*Provided material*:
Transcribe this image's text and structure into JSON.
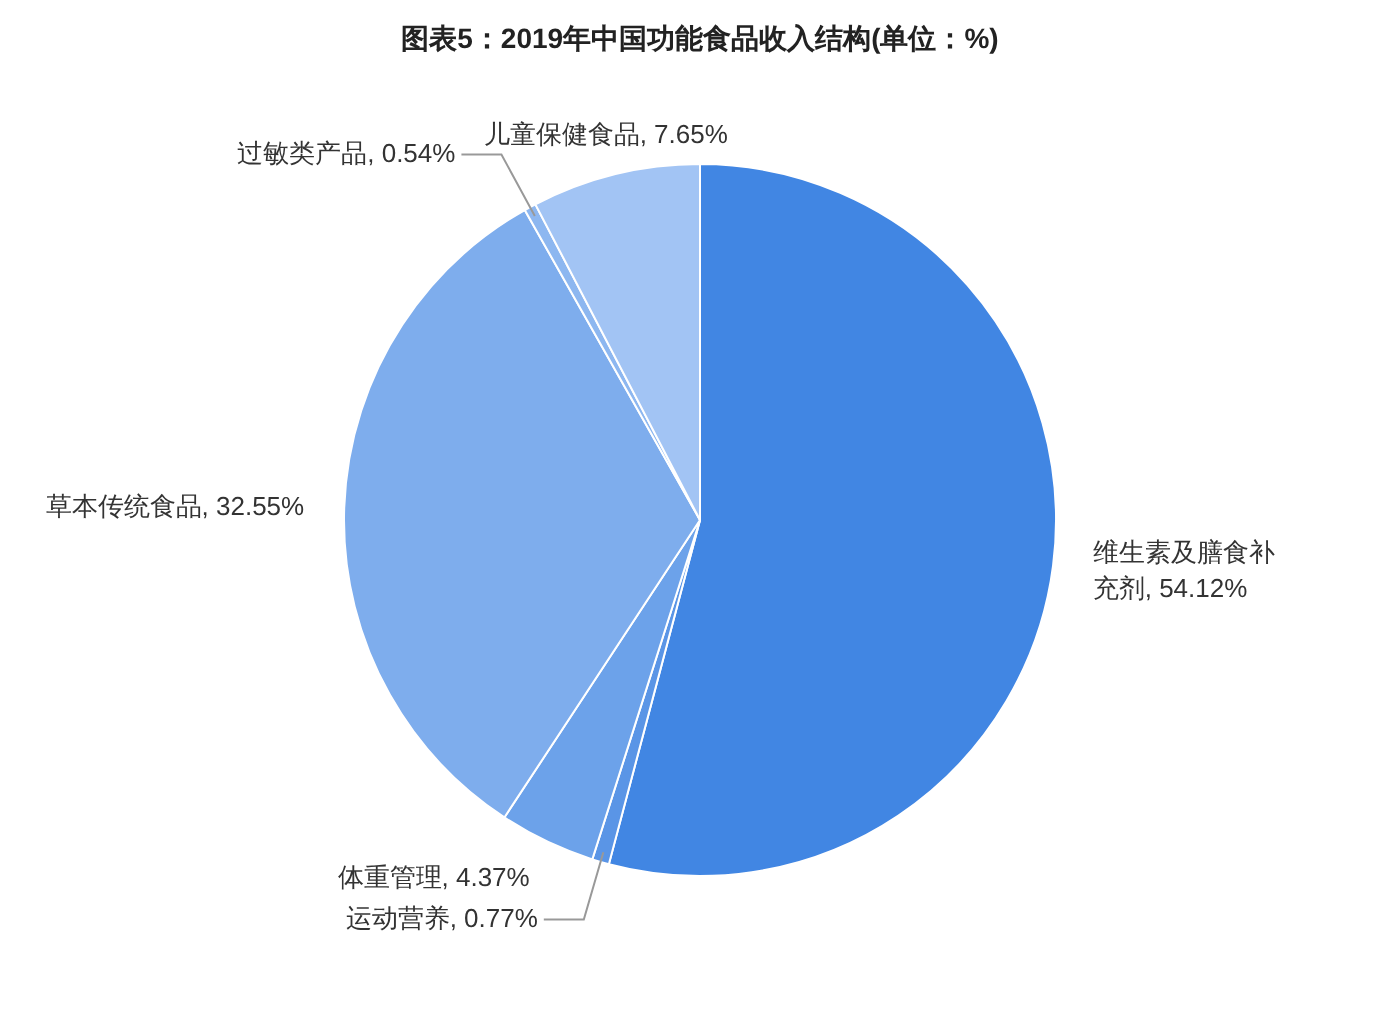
{
  "chart_data": {
    "type": "pie",
    "title": "图表5：2019年中国功能食品收入结构(单位：%)",
    "categories": [
      "维生素及膳食补充剂",
      "运动营养",
      "体重管理",
      "草本传统食品",
      "过敏类产品",
      "儿童保健食品"
    ],
    "values": [
      54.12,
      0.77,
      4.37,
      32.55,
      0.54,
      7.65
    ],
    "value_labels": [
      "54.12%",
      "0.77%",
      "4.37%",
      "32.55%",
      "0.54%",
      "7.65%"
    ],
    "colors": [
      "#4186e3",
      "#5a95e6",
      "#6ca2ea",
      "#7eaded",
      "#8db7f0",
      "#a2c4f4"
    ]
  }
}
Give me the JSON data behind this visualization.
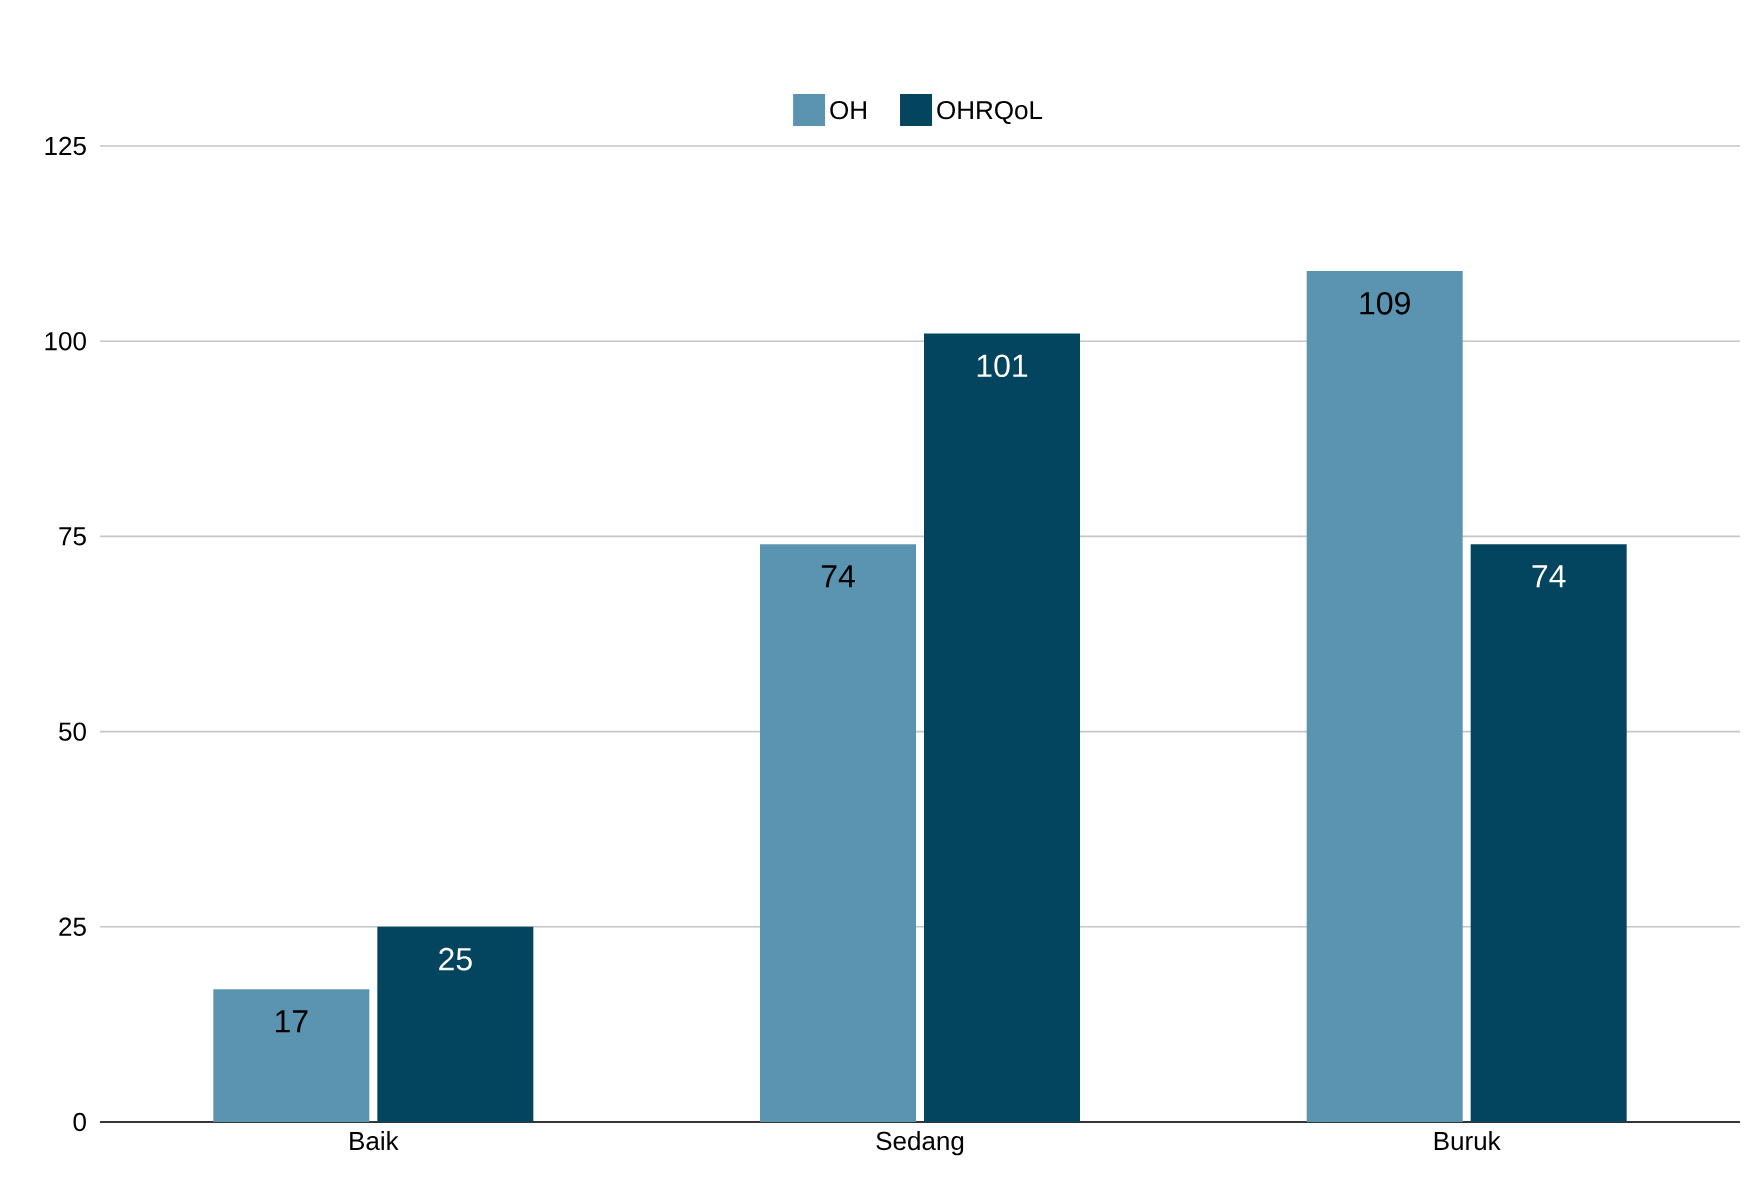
{
  "chart_data": {
    "type": "bar",
    "categories": [
      "Baik",
      "Sedang",
      "Buruk"
    ],
    "series": [
      {
        "name": "OH",
        "color": "#5b94b1",
        "values": [
          17,
          74,
          109
        ]
      },
      {
        "name": "OHRQoL",
        "color": "#03445f",
        "values": [
          25,
          101,
          74
        ]
      }
    ],
    "ylim": [
      0,
      125
    ],
    "yticks": [
      0,
      25,
      50,
      75,
      100,
      125
    ],
    "grid": "y",
    "legend": "top",
    "data_labels": true
  }
}
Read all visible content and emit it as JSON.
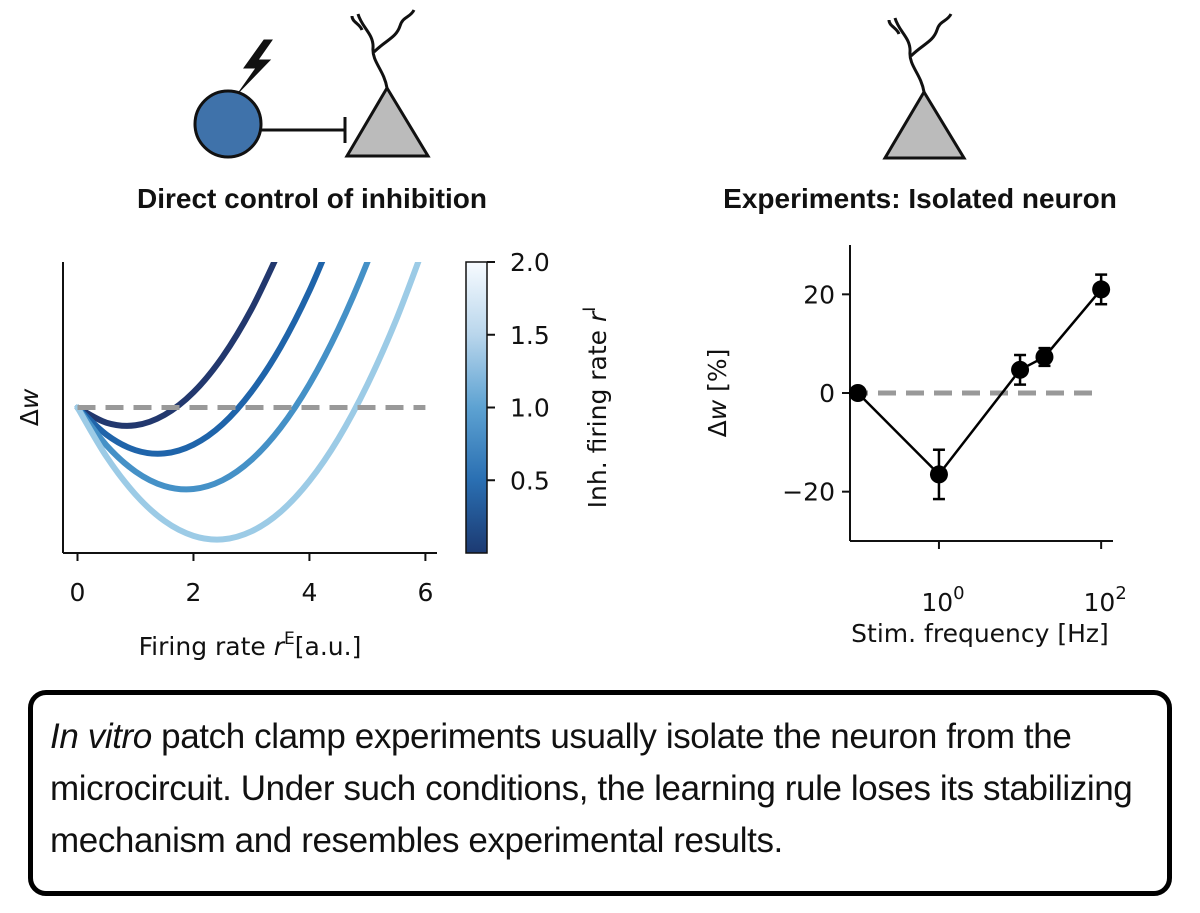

*Exercise*: In the listing, find each line with the string "JSON" and copy it.

*Right answer*:
Transcribe this image's text and structure into JSON.
Give me the JSON data behind this visualization.
Read all visible content and emit it as JSON.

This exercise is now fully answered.